── PASSAGE PROVIDED
The evoq_memory_monitor adjusts aggregate TTLs based on system memory:

PressureMemory UsageTTL FactorEffect
normal< 70%1.0xNormal TTL
elevated70-85%0.5xFaster passivation
critical> 85%0.1xAggressive cleanup

This prevents OOM conditions under load while keeping aggregates active when memory is available.

Dispatching Commands

Create and dispatch commands:

%% Create a command
Command = evoq_command:new(
    deposit,           %% command type atom
    bank_account,      %% aggregate module
    <<"acc-123">>,     %% aggregate id
    #{amount => 100}   %% payload
),

%% With metadata
CommandWithMeta = evoq_command:with_metadata(Command, #{
    user_id => <<"user-456">>,
    correlation_id => <<"corr-789">>
}),

%% Dispatch
case evoq_dispatcher:dispatch(CommandWithMeta) of
    {ok, NewVersion, ProducedEvents} ->
        %% Success - version and events returned
        ok;
    {error, Reason} ->
        %% Command rejected by aggregate or middleware
        handle_error(Reason)
end.
────
■ ACTIVITY 1:
Repeat the evoq documentation excerpt from "The evoq_memory_monitor adjusts" up to and including "memory is available.".
■ ACTIVITY 2:
According to the evoq documentation excerpt, what does the evoq_memory_monitor adjust, and on what basis?
■ ACTIVITY 3:
Continue the evoq documentation excerpt from its final line.
── RECORDS SHOWN
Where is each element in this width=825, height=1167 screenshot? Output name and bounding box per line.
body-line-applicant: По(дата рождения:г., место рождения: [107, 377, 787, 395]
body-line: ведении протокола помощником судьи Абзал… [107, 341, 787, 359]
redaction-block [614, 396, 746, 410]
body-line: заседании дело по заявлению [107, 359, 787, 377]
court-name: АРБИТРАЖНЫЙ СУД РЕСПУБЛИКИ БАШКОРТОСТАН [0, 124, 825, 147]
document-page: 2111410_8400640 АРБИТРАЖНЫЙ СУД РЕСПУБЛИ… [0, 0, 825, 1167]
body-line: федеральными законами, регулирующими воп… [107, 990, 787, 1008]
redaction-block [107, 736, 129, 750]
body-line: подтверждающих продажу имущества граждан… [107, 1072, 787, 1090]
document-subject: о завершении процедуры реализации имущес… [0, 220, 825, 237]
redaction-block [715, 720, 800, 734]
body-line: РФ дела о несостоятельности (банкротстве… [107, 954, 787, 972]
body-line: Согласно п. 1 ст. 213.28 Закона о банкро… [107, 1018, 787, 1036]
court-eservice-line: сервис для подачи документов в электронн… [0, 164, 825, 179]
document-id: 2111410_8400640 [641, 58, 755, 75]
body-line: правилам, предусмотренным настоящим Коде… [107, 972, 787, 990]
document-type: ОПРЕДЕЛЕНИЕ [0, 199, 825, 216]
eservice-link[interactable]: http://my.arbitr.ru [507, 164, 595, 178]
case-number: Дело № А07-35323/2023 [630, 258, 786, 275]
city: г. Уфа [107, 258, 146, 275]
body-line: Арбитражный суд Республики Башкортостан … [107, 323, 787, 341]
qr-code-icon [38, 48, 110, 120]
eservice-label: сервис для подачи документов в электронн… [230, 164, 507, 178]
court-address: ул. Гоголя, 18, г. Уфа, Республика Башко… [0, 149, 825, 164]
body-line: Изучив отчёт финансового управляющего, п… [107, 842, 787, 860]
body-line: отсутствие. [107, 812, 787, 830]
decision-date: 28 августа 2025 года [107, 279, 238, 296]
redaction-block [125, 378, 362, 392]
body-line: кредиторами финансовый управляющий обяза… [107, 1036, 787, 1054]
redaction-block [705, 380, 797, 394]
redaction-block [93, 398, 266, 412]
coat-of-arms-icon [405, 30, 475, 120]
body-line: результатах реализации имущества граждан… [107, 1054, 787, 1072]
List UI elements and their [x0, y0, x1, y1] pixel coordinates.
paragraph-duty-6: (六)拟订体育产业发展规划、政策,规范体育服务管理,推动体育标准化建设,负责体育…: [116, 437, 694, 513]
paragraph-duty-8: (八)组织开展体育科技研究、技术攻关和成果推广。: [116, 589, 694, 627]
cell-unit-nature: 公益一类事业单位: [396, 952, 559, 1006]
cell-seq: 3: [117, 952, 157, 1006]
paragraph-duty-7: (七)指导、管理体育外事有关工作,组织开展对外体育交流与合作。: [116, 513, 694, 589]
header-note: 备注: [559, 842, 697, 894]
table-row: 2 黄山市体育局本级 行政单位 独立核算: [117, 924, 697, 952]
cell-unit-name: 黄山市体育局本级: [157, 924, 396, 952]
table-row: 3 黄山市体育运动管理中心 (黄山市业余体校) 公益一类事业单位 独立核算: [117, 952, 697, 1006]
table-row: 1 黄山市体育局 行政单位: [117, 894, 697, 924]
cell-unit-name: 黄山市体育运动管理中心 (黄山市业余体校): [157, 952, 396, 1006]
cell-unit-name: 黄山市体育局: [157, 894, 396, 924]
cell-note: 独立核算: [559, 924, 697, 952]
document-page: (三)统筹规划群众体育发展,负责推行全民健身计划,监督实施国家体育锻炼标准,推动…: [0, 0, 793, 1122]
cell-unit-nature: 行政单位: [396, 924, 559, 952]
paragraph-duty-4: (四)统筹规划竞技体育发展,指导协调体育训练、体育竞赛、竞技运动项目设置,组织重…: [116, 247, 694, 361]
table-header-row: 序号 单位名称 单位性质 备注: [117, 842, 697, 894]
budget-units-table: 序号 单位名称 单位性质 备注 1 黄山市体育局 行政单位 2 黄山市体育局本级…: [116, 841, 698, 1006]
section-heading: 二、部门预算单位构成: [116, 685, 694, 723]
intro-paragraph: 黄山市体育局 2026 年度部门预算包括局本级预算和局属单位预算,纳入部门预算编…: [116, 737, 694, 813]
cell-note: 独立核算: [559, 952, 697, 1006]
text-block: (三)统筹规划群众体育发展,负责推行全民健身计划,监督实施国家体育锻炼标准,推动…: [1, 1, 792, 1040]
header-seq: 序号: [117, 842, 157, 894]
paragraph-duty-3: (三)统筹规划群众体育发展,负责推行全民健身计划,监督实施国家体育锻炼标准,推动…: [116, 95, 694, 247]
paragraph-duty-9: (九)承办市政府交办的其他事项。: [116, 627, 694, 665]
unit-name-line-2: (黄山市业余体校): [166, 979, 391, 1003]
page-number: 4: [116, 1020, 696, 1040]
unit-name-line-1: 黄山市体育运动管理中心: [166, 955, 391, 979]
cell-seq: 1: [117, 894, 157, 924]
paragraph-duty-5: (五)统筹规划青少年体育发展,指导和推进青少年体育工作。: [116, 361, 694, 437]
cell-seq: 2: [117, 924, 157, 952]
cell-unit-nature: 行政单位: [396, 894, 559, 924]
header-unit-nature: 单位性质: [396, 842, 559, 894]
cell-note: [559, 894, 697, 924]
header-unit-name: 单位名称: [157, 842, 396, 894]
────
■ EXPECTED OUTPUT 1:
The evoq_memory_monitor adjusts aggregate TTLs based on system memory:

PressureMemory UsageTTL FactorEffect
normal< 70%1.0xNormal TTL
elevated70-85%0.5xFaster passivation
critical> 85%0.1xAggressive cleanup

This prevents OOM conditions under load while keeping aggregates active when memory is available.

■ EXPECTED OUTPUT 2:
It adjusts aggregate TTLs based on system memory.

■ EXPECTED OUTPUT 3:
Concurrency Control

reckon-db uses optimistic concurrency with expected versions:

%% First write to new stream
append(StoreId, StreamId, -1, Events)  %% -1 = stream must not exist

%% Append to existing stream
append(StoreId, StreamId, 5, Events)   %% Must be at version 5

%% Append without version check
append(StoreId, StreamId, -2, Events)  %% -2 = any version

If another process appended events, you get:

{error, {wrong_expected_version, Expected, Actual}}

evoq handles this automatically with retries when appropriate.

Testing Aggregates

Test aggregates in isolation:

-module(bank_account_tests).
-include_lib("eunit/include/eunit.hrl").

deposit_test() ->
    {ok, State0} = bank_account:init(<<"test-acc">>),

    %% Execute command
    Command = #{command_type => deposit, amount => 100},
    {ok, Events} = bank_account:execute(State0, Command),

    %% Apply events
    State1 = lists:foldl(fun bank_account:apply/2, State0, Events),

    ?assertEqual(100, maps:get(balance, State1)).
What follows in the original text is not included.